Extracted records
START

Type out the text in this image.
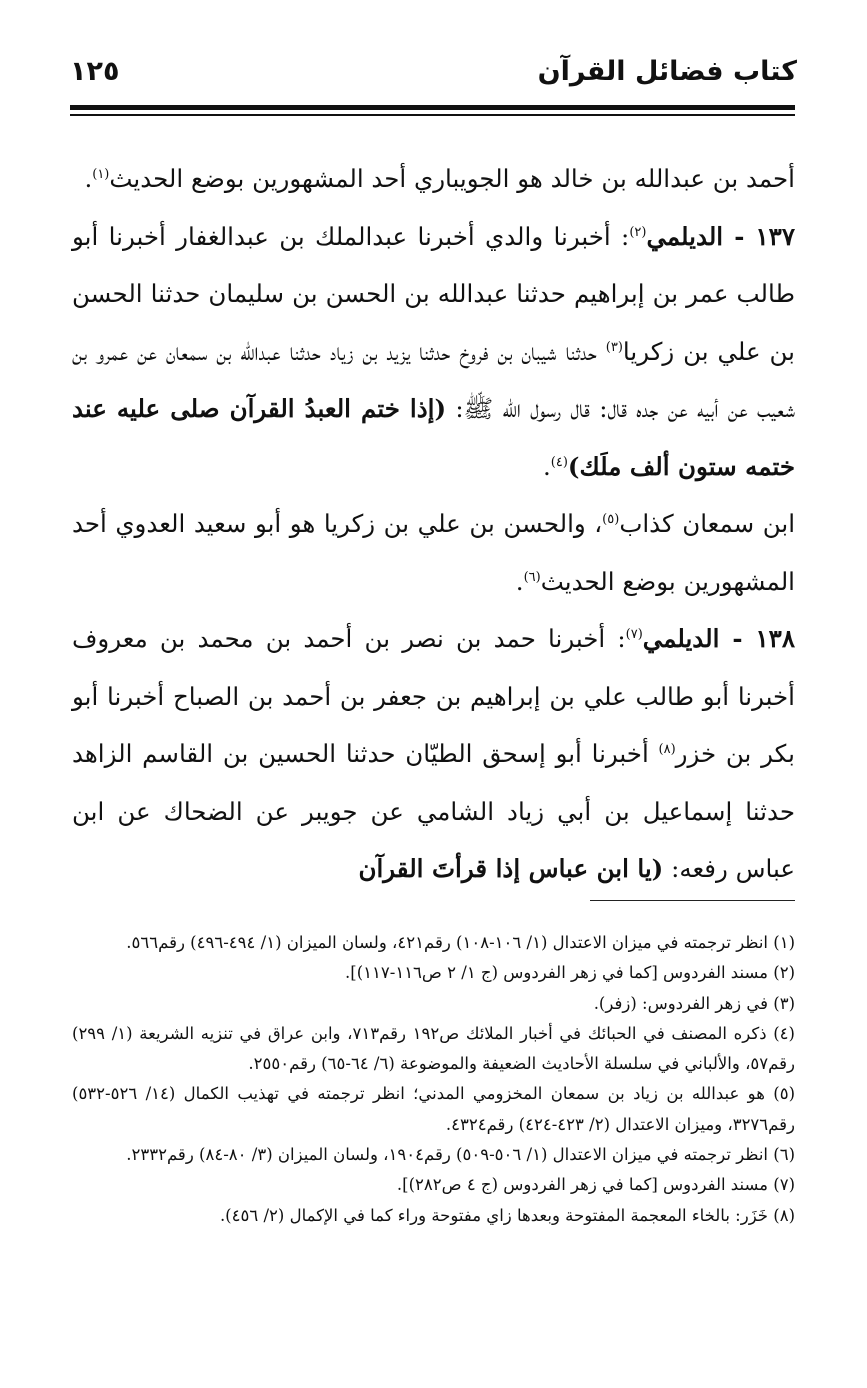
كتاب فضائل القرآن
١٢٥

أحمد بن عبدالله بن خالد هو الجويباري أحد المشهورين بوضع الحديث$^{(١)}$.

١٣٧ - الديلمي$^{(٢)}$: أخبرنا والدي أخبرنا عبدالملك بن عبدالغفار أخبرنا أبو طالب عمر بن إبراهيم حدثنا عبدالله بن الحسن بن سليمان حدثنا الحسن بن علي بن زكريا$^{(٣)}$ حدثنا شيبان بن فروخ حدثنا يزيد بن زياد حدثنا عبدالله بن سمعان عن عمرو بن شعيب عن أبيه عن جده قال: قال رسول الله ﷺ: (إذا ختم العبدُ القرآن صلى عليه عند ختمه ستون ألف ملَك)$^{(٤)}$.

ابن سمعان كذاب$^{(٥)}$، والحسن بن علي بن زكريا هو أبو سعيد العدوي أحد المشهورين بوضع الحديث$^{(٦)}$.

١٣٨ - الديلمي$^{(٧)}$: أخبرنا حمد بن نصر بن أحمد بن محمد بن معروف أخبرنا أبو طالب علي بن إبراهيم بن جعفر بن أحمد بن الصباح أخبرنا أبو بكر بن خزر$^{(٨)}$ أخبرنا أبو إسحق الطيّان حدثنا الحسين بن القاسم الزاهد حدثنا إسماعيل بن أبي زياد الشامي عن جويبر عن الضحاك عن ابن عباس رفعه: (يا ابن عباس إذا قرأتَ القرآن

(١) انظر ترجمته في ميزان الاعتدال (١/ ١٠٦-١٠٨) رقم٤٢١، ولسان الميزان (١/ ٤٩٤-٤٩٦) رقم٥٦٦.

(٢) مسند الفردوس [كما في زهر الفردوس (ج ١/ ٢ ص١١٦-١١٧)].

(٣) في زهر الفردوس: (زفر).

(٤) ذكره المصنف في الحبائك في أخبار الملائك ص١٩٢ رقم٧١٣، وابن عراق في تنزيه الشريعة (١/ ٢٩٩) رقم٥٧، والألباني في سلسلة الأحاديث الضعيفة والموضوعة (٦/ ٦٤-٦٥) رقم٢٥٥٠.

(٥) هو عبدالله بن زياد بن سمعان المخزومي المدني؛ انظر ترجمته في تهذيب الكمال (١٤/ ٥٢٦-٥٣٢) رقم٣٢٧٦، وميزان الاعتدال (٢/ ٤٢٣-٤٢٤) رقم٤٣٢٤.

(٦) انظر ترجمته في ميزان الاعتدال (١/ ٥٠٦-٥٠٩) رقم١٩٠٤، ولسان الميزان (٣/ ٨٠-٨٤) رقم٢٣٣٢.

(٧) مسند الفردوس [كما في زهر الفردوس (ج ٤ ص٢٨٢)].

(٨) خَزَر: بالخاء المعجمة المفتوحة وبعدها زاي مفتوحة وراء كما في الإكمال (٢/ ٤٥٦).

END

## Work to be completed:
Reproduce each line exactly as it appears, omitting the pictures.

## The result:
Type out the text in this image.
كتاب فضائل القرآن
١٢٥

أحمد بن عبدالله بن خالد هو الجويباري أحد المشهورين بوضع الحديث$^{(١)}$.

١٣٧ - الديلمي$^{(٢)}$: أخبرنا والدي أخبرنا عبدالملك بن عبدالغفار أخبرنا أبو طالب عمر بن إبراهيم حدثنا عبدالله بن الحسن بن سليمان حدثنا الحسن بن علي بن زكريا$^{(٣)}$ حدثنا شيبان بن فروخ حدثنا يزيد بن زياد حدثنا عبدالله بن سمعان عن عمرو بن شعيب عن أبيه عن جده قال: قال رسول الله ﷺ: (إذا ختم العبدُ القرآن صلى عليه عند ختمه ستون ألف ملَك)$^{(٤)}$.

ابن سمعان كذاب$^{(٥)}$، والحسن بن علي بن زكريا هو أبو سعيد العدوي أحد المشهورين بوضع الحديث$^{(٦)}$.

١٣٨ - الديلمي$^{(٧)}$: أخبرنا حمد بن نصر بن أحمد بن محمد بن معروف أخبرنا أبو طالب علي بن إبراهيم بن جعفر بن أحمد بن الصباح أخبرنا أبو بكر بن خزر$^{(٨)}$ أخبرنا أبو إسحق الطيّان حدثنا الحسين بن القاسم الزاهد حدثنا إسماعيل بن أبي زياد الشامي عن جويبر عن الضحاك عن ابن عباس رفعه: (يا ابن عباس إذا قرأتَ القرآن

(١) انظر ترجمته في ميزان الاعتدال (١/ ١٠٦-١٠٨) رقم٤٢١، ولسان الميزان (١/ ٤٩٤-٤٩٦) رقم٥٦٦.

(٢) مسند الفردوس [كما في زهر الفردوس (ج ١/ ٢ ص١١٦-١١٧)].

(٣) في زهر الفردوس: (زفر).

(٤) ذكره المصنف في الحبائك في أخبار الملائك ص١٩٢ رقم٧١٣، وابن عراق في تنزيه الشريعة (١/ ٢٩٩) رقم٥٧، والألباني في سلسلة الأحاديث الضعيفة والموضوعة (٦/ ٦٤-٦٥) رقم٢٥٥٠.

(٥) هو عبدالله بن زياد بن سمعان المخزومي المدني؛ انظر ترجمته في تهذيب الكمال (١٤/ ٥٢٦-٥٣٢) رقم٣٢٧٦، وميزان الاعتدال (٢/ ٤٢٣-٤٢٤) رقم٤٣٢٤.

(٦) انظر ترجمته في ميزان الاعتدال (١/ ٥٠٦-٥٠٩) رقم١٩٠٤، ولسان الميزان (٣/ ٨٠-٨٤) رقم٢٣٣٢.

(٧) مسند الفردوس [كما في زهر الفردوس (ج ٤ ص٢٨٢)].

(٨) خَزَر: بالخاء المعجمة المفتوحة وبعدها زاي مفتوحة وراء كما في الإكمال (٢/ ٤٥٦).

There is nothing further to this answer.